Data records
===============

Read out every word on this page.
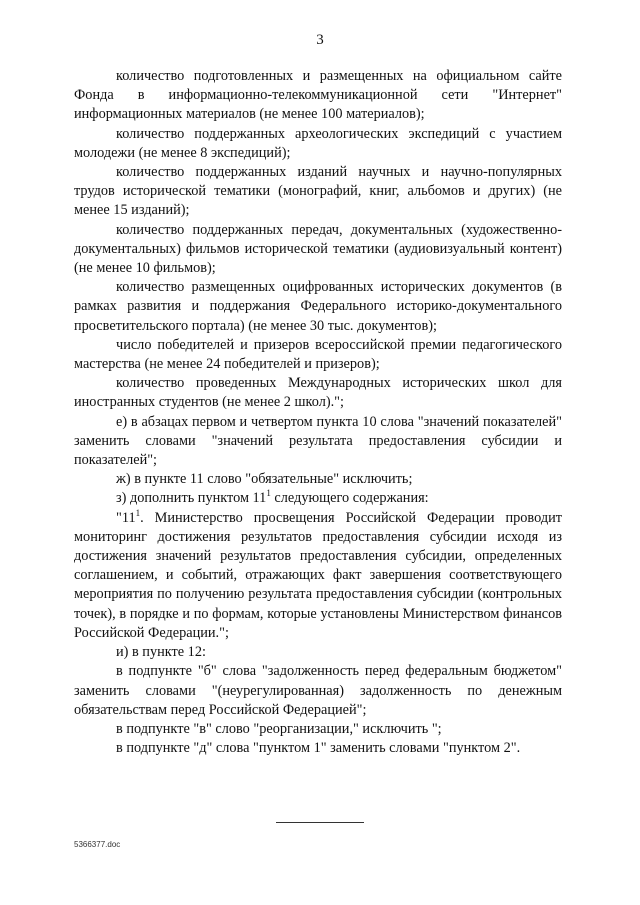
3

количество подготовленных и размещенных на официальном сайте Фонда в информационно-телекоммуникационной сети "Интернет" информационных материалов (не менее 100 материалов);

количество поддержанных археологических экспедиций с участием молодежи (не менее 8 экспедиций);

количество поддержанных изданий научных и научно-популярных трудов исторической тематики (монографий, книг, альбомов и других) (не менее 15 изданий);

количество поддержанных передач, документальных (художественно-документальных) фильмов исторической тематики (аудиовизуальный контент) (не менее 10 фильмов);

количество размещенных оцифрованных исторических документов (в рамках развития и поддержания Федерального историко-документального просветительского портала) (не менее 30 тыс. документов);

число победителей и призеров всероссийской премии педагогического мастерства (не менее 24 победителей и призеров);

количество проведенных Международных исторических школ для иностранных студентов (не менее 2 школ).";

е) в абзацах первом и четвертом пункта 10 слова "значений показателей" заменить словами "значений результата предоставления субсидии и показателей";

ж) в пункте 11 слово "обязательные" исключить;

з) дополнить пунктом $11^1$ следующего содержания:

"$11^1$. Министерство просвещения Российской Федерации проводит мониторинг достижения результатов предоставления субсидии исходя из достижения значений результатов предоставления субсидии, определенных соглашением, и событий, отражающих факт завершения соответствующего мероприятия по получению результата предоставления субсидии (контрольных точек), в порядке и по формам, которые установлены Министерством финансов Российской Федерации.";

и) в пункте 12:

в подпункте "б" слова "задолженность перед федеральным бюджетом" заменить словами "(неурегулированная) задолженность по денежным обязательствам перед Российской Федерацией";

в подпункте "в" слово "реорганизации," исключить ";

в подпункте "д" слова "пунктом 1" заменить словами "пунктом 2".

5366377.doc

===============

*What this task involves*
Indicate how many lines of the material include the word "исторических"; the number alone is required.

*Task output*
2